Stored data

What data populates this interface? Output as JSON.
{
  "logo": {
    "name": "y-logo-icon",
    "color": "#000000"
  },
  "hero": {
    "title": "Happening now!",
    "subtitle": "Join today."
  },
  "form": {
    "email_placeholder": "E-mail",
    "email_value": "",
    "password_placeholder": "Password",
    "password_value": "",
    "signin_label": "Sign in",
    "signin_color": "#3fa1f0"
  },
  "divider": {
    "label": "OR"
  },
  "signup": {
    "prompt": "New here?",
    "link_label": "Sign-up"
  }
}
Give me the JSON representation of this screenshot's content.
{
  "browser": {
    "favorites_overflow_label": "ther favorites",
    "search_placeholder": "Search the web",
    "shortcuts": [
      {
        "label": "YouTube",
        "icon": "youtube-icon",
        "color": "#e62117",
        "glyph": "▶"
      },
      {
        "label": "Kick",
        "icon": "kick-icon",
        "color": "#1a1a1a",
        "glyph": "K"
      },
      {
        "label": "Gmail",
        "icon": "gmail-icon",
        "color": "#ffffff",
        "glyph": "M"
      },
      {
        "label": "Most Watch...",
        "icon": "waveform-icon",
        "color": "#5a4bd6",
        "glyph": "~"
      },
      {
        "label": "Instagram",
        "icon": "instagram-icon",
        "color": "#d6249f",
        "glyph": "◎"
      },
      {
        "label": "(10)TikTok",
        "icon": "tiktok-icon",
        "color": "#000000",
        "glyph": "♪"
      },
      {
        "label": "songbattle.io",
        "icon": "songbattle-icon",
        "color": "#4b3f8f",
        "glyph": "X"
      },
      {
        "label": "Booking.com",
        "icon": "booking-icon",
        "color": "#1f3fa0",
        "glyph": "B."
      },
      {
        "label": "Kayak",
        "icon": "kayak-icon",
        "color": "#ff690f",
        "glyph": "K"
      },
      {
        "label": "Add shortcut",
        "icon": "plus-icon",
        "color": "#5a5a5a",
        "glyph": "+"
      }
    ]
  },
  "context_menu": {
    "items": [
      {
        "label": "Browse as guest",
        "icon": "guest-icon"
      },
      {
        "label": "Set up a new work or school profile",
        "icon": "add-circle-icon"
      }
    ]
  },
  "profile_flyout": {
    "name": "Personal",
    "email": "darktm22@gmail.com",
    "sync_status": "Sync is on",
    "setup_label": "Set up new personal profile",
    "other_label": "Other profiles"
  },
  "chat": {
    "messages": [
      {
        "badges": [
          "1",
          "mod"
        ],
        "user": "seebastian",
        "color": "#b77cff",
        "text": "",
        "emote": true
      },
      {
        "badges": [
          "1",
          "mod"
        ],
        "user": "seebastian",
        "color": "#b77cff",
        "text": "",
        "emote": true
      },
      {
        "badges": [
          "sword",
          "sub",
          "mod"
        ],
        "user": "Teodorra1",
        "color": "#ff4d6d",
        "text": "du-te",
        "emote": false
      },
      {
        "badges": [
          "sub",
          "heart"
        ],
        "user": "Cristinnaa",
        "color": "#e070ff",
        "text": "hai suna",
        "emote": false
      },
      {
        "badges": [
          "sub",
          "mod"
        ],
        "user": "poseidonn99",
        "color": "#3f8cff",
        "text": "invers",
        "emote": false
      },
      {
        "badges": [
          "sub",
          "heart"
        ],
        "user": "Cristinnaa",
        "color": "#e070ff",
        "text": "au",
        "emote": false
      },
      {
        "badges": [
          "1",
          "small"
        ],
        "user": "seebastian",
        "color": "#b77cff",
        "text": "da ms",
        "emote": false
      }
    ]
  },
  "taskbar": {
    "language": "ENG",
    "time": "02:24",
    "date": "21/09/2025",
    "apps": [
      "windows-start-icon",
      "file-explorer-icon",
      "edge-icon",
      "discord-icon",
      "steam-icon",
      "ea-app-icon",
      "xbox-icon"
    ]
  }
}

§ Exercise details
From the material above, gather all lines that include the string "guest" and copy them.

§ Response to the task
        "label": "Browse as guest",
        "icon": "guest-icon"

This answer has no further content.